- Written request
Every line that contains "title" counts once; give the total number of such lines, with no other words.
===== Source records =====
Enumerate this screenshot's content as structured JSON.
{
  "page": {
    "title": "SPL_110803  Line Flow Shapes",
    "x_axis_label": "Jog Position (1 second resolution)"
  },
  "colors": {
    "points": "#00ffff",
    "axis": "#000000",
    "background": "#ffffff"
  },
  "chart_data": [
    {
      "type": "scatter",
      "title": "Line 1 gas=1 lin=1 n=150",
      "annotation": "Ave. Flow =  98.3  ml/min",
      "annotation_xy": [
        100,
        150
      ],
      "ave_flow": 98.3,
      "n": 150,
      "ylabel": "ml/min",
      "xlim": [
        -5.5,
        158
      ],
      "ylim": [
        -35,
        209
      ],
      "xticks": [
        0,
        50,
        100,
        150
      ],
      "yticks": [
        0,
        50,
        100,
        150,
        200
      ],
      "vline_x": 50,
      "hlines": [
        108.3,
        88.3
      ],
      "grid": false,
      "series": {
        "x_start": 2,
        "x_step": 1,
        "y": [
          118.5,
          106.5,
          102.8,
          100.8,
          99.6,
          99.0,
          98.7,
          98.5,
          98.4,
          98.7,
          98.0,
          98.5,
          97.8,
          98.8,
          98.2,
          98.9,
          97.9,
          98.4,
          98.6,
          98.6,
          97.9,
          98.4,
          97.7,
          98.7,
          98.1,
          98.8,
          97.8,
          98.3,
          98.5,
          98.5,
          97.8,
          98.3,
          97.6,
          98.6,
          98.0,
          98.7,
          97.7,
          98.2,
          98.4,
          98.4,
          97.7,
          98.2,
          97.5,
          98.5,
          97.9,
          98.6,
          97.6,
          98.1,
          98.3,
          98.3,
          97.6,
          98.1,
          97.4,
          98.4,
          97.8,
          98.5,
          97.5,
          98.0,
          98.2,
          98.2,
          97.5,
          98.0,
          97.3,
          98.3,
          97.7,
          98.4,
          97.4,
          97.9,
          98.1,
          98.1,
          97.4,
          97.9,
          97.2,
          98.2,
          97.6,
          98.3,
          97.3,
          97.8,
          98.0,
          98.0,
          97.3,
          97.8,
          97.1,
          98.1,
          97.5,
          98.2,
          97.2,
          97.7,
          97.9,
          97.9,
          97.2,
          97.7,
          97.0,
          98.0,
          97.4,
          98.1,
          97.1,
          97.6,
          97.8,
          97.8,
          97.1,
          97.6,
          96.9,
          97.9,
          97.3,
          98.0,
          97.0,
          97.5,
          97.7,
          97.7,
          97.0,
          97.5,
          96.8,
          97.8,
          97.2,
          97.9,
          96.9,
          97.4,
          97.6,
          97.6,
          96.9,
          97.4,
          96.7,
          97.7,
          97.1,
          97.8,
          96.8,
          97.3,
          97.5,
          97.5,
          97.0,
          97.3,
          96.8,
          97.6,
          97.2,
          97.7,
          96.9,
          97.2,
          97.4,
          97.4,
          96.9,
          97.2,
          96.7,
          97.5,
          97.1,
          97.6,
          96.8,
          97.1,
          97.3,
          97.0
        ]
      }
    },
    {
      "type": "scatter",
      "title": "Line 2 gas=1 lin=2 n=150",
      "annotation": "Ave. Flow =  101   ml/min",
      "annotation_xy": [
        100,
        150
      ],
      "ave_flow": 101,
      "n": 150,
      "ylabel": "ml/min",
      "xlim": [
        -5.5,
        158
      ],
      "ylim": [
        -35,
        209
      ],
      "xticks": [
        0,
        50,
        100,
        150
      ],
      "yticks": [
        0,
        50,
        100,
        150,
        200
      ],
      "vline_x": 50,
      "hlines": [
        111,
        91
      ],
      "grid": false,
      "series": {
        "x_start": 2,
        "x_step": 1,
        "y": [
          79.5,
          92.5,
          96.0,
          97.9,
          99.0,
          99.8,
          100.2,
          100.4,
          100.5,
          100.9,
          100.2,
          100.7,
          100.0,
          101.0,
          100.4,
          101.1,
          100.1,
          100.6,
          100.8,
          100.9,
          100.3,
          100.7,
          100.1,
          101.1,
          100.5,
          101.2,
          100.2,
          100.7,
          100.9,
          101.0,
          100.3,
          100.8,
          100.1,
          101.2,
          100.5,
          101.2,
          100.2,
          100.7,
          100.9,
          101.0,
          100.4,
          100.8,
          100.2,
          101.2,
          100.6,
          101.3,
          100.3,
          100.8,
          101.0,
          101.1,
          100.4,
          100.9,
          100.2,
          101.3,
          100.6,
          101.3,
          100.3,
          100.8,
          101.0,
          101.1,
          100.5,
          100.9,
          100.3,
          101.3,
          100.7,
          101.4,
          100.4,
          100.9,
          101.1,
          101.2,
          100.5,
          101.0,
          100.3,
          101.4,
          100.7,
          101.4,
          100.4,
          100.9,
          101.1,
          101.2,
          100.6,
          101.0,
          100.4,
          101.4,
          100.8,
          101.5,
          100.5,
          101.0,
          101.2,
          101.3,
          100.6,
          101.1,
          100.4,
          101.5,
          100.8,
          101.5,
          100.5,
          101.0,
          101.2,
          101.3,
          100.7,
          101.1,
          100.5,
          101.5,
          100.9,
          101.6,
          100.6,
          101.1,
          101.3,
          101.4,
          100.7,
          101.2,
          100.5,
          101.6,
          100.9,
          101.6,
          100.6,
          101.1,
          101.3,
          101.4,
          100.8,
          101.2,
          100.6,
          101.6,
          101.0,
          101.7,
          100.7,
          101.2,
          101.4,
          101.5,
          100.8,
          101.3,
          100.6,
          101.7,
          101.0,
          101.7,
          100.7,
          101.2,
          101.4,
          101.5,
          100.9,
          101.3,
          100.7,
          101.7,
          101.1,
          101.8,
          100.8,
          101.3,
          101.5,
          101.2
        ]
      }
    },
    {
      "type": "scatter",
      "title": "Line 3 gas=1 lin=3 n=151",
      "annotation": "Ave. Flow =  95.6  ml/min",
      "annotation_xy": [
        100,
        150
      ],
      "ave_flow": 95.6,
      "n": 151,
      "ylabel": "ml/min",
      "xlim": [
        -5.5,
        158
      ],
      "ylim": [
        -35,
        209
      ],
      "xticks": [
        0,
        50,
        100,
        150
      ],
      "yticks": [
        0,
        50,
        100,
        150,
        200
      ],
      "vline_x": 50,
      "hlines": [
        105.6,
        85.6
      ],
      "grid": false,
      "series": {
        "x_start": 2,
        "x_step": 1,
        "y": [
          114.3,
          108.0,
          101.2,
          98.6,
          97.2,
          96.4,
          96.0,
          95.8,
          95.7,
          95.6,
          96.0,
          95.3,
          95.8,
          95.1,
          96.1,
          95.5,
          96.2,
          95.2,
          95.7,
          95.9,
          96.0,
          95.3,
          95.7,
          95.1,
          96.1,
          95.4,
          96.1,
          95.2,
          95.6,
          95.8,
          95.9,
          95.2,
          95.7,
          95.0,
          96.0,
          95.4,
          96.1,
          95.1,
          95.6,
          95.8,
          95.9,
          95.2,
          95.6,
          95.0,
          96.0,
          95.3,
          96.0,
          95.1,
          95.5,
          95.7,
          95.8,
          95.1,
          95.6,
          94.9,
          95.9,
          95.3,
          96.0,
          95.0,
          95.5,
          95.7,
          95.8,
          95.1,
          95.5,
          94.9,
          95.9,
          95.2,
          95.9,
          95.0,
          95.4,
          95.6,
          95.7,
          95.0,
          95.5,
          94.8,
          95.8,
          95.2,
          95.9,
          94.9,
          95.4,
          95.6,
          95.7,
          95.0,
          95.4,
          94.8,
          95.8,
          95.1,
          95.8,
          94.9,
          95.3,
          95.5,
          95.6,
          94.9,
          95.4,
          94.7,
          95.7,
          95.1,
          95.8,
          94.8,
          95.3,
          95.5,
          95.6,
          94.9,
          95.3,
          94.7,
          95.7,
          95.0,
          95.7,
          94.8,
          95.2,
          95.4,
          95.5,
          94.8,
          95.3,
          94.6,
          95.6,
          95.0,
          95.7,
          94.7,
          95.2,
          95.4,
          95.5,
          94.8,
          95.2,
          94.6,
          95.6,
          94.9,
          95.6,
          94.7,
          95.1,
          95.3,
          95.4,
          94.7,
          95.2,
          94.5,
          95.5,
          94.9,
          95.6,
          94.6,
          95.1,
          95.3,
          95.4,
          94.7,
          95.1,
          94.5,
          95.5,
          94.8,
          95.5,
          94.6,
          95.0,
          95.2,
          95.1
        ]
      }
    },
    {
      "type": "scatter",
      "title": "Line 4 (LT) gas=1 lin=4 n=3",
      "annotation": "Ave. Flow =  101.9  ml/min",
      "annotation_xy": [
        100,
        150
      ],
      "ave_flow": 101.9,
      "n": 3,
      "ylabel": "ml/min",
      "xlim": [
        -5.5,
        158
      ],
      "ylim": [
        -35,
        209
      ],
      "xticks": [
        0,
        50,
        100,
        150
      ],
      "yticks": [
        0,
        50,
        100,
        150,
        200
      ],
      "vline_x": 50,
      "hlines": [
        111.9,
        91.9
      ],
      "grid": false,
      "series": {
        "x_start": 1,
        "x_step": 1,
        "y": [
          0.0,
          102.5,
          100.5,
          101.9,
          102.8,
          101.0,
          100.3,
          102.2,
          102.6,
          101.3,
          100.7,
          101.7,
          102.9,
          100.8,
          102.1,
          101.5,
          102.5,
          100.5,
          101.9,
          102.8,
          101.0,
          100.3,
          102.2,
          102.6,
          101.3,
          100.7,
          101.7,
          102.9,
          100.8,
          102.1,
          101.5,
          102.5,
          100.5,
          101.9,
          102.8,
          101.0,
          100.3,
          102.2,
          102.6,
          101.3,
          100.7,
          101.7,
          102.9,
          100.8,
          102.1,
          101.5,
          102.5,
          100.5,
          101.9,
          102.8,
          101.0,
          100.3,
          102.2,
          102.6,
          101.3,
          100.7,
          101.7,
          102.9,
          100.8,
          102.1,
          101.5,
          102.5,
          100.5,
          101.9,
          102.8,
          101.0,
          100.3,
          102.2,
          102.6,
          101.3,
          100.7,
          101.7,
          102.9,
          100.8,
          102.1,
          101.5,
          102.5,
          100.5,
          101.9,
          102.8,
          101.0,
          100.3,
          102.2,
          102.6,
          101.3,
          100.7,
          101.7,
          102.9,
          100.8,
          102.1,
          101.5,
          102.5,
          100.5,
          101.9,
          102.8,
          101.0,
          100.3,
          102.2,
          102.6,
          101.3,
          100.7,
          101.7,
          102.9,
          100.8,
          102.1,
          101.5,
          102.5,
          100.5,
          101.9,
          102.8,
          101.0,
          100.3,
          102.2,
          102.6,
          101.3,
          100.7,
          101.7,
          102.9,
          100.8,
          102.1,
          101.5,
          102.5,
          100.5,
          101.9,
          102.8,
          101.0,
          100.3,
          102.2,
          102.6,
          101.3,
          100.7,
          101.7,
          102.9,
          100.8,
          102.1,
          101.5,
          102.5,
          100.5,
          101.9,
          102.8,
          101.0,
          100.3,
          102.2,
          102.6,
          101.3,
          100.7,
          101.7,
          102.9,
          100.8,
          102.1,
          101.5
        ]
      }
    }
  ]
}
=====
- Result of this task
5